- [Texte fourni]:
Plus de 180 ans après sa parution originale, Sôlénopédie, un texte d’anticipation du Comte Dalbis qui constitue l’un des tout premiers récits de science-fiction française, n’a étonnamment rien perdu de sa pertinence.
Publié en 1838, soit vingt ans après le Frankenstein de Mary Shelley, Sôlénopédie (une dénomination tirée de deux mots grecs qui veulent dire tuyau et éducation, c’est-à-dire éducation par le moyen des tuyaux) est un bien étrange ouvrage, largement tombé dans l’oubli avec le temps. Les dérives potentielles des percées technologiques et des avancées scientifiques ont souvent nourri l’imagination des romanciers d’anticipation, et ici, c’est la phrénologie, une théorie de la « physiologie intellectuelle » voulant que les bosses du crâne des êtres humains reflètent leur caractère et fort populaire à l’époque, qui sert de point de départ au récit.
Écrit à la première personne par le Comte Dalbis, l’auteur relate s’être lié d’amitié avec un certain « T » durant ses cours de phrénologie. Cet homme, « dont le visage maigre, les joues creuses et les yeux ternes semblaient indiquer à la fois les souffrances du corps et de l’esprit, mais dont les yeux s’animaient et les joues se coloraient dès que la leçon commençait » lui emprunte 5 000 francs afin de « faire éclore une découverte qui aura pour effet de rendre les hommes plus intelligents et meilleurs ». Quelques mois plus tard, lors d’une excursion dans les Pyrénées, le Comte retrouve la trace de son curieux ami, qui s’est établi dans les ruines d’un vieux château féodal.

- [Extrait des données]:
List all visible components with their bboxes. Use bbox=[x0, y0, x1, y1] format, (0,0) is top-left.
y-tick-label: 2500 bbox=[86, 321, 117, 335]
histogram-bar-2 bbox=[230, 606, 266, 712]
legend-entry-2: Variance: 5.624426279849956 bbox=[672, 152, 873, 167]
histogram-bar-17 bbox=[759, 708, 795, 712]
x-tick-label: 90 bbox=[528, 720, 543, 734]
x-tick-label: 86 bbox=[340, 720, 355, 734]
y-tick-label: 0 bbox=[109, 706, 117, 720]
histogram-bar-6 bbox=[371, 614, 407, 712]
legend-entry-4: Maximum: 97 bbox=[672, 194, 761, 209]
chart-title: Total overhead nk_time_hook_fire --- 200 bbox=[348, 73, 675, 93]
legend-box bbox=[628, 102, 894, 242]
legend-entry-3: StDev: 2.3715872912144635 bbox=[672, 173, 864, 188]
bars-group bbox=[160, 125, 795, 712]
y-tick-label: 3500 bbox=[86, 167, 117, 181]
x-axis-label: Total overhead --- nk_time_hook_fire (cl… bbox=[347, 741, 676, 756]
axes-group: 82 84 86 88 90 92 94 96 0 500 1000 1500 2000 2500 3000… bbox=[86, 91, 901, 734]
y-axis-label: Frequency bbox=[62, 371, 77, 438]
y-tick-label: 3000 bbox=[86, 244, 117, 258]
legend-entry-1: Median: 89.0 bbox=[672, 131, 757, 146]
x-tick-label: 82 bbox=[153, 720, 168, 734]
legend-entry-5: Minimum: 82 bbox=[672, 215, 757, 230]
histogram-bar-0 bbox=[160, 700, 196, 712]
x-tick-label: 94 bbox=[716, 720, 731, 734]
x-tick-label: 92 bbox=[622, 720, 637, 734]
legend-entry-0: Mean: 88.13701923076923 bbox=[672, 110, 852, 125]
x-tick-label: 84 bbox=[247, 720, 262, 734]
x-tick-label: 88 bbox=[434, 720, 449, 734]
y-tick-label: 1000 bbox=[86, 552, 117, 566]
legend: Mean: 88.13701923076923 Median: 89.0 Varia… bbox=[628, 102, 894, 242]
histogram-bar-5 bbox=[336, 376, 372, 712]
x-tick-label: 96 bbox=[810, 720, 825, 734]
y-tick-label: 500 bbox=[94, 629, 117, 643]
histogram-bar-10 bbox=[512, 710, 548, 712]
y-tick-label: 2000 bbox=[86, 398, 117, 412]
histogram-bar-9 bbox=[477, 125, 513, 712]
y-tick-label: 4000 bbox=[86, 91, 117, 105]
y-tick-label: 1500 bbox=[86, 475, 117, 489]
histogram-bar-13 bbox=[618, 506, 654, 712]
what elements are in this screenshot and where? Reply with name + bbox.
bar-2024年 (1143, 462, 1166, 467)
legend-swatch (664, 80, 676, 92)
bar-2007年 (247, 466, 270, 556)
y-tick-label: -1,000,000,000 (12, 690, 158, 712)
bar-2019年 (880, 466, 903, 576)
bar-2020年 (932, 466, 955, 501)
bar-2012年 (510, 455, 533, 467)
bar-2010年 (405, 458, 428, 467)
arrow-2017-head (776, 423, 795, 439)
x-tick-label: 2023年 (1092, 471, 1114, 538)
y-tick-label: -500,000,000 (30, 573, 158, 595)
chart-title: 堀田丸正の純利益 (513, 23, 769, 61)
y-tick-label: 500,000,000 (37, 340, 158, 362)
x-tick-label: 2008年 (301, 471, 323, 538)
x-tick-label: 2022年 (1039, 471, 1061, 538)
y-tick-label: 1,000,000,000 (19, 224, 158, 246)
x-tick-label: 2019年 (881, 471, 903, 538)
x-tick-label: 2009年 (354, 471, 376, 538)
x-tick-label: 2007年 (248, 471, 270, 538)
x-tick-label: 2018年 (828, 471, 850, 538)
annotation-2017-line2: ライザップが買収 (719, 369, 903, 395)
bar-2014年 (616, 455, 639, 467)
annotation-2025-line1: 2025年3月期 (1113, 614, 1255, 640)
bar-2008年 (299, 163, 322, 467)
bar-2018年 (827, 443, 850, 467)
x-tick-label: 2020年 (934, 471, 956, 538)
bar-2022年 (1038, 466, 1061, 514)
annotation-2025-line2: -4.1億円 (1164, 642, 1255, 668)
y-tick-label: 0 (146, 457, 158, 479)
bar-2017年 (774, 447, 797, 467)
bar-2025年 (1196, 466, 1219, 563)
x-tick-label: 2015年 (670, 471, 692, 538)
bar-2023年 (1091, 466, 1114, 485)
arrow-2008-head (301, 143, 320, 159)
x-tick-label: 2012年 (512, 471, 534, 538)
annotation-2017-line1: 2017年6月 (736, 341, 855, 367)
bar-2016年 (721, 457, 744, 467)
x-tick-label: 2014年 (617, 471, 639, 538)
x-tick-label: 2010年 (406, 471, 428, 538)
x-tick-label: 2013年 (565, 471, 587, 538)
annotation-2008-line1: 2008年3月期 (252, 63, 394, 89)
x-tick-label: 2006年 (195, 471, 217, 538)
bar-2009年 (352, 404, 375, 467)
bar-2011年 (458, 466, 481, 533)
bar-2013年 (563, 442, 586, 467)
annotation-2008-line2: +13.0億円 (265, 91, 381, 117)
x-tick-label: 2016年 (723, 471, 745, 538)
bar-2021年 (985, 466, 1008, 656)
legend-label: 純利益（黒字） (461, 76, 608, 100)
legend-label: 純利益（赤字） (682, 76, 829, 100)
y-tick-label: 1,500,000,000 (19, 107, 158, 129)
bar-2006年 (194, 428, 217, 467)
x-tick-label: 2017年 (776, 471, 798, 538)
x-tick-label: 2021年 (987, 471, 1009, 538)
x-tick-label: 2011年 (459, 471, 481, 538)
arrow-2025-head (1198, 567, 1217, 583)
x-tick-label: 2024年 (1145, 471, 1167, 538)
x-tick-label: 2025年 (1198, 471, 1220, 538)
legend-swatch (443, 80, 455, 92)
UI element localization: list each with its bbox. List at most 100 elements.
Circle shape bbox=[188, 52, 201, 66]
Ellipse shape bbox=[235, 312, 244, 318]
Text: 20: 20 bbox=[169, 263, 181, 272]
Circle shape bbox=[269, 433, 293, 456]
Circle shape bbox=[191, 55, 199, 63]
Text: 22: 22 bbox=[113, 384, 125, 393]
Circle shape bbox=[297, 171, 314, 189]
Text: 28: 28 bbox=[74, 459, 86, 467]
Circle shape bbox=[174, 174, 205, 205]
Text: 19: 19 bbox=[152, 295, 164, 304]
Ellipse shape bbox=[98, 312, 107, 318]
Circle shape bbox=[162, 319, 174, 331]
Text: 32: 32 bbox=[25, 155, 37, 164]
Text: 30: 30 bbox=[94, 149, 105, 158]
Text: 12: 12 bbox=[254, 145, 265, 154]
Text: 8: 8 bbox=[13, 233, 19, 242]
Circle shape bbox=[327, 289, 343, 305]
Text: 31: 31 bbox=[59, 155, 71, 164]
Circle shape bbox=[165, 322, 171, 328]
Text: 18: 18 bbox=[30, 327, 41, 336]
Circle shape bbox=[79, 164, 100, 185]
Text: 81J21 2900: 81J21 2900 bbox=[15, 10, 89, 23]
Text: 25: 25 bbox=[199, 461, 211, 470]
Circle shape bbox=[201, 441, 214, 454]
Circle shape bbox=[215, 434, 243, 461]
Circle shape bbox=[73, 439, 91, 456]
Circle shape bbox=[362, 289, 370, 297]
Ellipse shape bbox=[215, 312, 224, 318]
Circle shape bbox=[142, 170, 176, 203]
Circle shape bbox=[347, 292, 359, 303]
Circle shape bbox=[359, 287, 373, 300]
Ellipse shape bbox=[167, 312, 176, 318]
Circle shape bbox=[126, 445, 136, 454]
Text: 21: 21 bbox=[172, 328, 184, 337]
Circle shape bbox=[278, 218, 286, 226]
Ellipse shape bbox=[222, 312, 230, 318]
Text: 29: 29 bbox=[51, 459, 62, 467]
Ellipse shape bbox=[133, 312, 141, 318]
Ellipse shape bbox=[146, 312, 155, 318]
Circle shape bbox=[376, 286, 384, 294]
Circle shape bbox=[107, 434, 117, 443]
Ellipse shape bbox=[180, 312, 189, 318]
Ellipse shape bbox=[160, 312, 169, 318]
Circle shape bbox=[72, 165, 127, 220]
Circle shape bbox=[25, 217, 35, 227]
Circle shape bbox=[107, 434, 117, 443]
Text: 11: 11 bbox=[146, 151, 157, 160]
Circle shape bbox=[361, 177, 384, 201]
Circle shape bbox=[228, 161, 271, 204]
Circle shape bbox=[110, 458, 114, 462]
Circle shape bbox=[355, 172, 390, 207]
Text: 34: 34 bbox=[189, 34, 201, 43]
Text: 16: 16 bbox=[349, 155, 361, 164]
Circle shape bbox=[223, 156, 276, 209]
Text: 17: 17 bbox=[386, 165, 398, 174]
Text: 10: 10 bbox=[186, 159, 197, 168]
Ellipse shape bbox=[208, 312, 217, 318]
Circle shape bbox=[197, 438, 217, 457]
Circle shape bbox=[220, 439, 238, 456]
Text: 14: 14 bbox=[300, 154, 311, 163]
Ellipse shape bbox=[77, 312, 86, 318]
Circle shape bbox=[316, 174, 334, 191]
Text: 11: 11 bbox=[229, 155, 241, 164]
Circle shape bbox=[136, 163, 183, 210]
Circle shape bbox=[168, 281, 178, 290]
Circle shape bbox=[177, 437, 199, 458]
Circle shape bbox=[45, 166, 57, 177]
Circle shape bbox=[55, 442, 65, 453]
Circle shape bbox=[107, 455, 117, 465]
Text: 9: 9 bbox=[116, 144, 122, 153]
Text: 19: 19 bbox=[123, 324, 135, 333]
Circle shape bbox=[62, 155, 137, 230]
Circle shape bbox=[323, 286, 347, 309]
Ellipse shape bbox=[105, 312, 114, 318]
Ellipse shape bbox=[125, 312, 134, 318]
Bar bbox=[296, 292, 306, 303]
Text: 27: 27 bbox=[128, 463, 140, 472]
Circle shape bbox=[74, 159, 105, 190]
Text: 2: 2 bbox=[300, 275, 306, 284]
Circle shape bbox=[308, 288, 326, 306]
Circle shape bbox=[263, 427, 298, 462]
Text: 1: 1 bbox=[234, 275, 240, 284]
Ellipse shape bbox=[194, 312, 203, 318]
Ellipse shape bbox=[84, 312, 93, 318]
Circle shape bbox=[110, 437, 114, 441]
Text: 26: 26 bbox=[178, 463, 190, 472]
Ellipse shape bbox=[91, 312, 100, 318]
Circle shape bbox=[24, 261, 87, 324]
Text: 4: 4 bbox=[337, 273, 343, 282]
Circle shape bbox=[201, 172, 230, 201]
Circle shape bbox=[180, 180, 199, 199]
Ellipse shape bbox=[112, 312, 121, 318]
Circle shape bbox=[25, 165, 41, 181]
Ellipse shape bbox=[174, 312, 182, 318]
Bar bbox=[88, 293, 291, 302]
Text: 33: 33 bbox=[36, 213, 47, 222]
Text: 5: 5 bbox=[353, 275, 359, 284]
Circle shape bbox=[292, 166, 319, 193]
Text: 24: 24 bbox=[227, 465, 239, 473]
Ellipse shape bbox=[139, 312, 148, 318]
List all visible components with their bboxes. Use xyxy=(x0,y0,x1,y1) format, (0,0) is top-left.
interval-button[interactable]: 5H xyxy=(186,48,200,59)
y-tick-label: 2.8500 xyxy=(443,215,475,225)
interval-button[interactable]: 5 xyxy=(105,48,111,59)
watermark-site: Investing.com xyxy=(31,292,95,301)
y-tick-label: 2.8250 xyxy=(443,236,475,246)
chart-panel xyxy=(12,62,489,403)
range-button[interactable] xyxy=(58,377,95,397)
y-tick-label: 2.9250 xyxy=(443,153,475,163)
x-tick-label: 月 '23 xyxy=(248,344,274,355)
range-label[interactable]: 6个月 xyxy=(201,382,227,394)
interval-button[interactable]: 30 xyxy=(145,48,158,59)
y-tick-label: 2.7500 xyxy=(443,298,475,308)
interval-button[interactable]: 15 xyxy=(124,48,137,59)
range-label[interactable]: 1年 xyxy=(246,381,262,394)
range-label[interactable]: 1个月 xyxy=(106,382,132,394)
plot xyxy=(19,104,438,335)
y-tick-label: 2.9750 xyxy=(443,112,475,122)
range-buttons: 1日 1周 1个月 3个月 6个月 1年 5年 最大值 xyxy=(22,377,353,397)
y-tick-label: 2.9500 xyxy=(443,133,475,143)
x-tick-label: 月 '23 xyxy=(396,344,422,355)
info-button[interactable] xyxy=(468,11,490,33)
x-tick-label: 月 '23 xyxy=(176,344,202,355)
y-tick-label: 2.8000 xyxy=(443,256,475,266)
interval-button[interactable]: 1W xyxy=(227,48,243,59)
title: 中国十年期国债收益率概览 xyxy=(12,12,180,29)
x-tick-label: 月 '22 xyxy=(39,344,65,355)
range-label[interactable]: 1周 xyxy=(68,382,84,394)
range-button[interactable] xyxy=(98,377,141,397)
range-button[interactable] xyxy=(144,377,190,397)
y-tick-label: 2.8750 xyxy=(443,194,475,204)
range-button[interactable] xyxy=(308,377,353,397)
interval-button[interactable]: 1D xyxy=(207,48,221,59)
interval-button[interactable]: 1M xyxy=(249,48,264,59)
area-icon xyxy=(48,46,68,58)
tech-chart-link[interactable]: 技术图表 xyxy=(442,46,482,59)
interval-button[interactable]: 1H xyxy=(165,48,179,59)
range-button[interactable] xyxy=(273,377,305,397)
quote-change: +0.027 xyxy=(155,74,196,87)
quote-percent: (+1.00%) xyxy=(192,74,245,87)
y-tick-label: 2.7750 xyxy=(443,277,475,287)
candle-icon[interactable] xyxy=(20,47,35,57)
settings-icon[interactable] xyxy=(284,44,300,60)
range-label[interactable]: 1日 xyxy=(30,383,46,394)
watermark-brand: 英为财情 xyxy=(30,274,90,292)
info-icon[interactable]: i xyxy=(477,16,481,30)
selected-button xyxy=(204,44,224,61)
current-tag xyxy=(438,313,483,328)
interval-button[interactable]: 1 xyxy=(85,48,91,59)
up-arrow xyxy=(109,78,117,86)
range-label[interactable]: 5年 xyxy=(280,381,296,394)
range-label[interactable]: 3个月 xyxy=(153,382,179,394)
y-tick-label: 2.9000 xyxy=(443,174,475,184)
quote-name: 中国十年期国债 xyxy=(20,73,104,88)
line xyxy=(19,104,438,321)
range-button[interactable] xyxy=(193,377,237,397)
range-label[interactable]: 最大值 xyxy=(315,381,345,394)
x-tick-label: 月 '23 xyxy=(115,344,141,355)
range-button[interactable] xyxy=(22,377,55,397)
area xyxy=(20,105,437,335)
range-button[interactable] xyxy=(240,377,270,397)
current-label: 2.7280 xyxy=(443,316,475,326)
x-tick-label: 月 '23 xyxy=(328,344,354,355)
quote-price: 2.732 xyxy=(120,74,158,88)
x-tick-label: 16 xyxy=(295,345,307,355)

- [À vous]:
Les affirmations suivantes concordent-elles avec le texte sur Sôlénopédie ? Pour chacune, répondez par oui ou par non en citant les mots du texte qui tranchent.
(a) Sôlénopédie a paru vingt ans après le Frankenstein de Mary Shelley.
(b) Le Comte Dalbis s'est lié d'amitié avec « T » lors d'une excursion dans les Pyrénées.
(c) « T » emprunte 5 000 francs au Comte Dalbis.

- [Corrigé]:
(a) Oui : « Publié en 1838, soit vingt ans après le Frankenstein de Mary Shelley ».
(b) Non : « l'auteur relate s'être lié d'amitié avec un certain « T » durant ses cours de phrénologie ».
(c) Oui : « lui emprunte 5 000 francs ».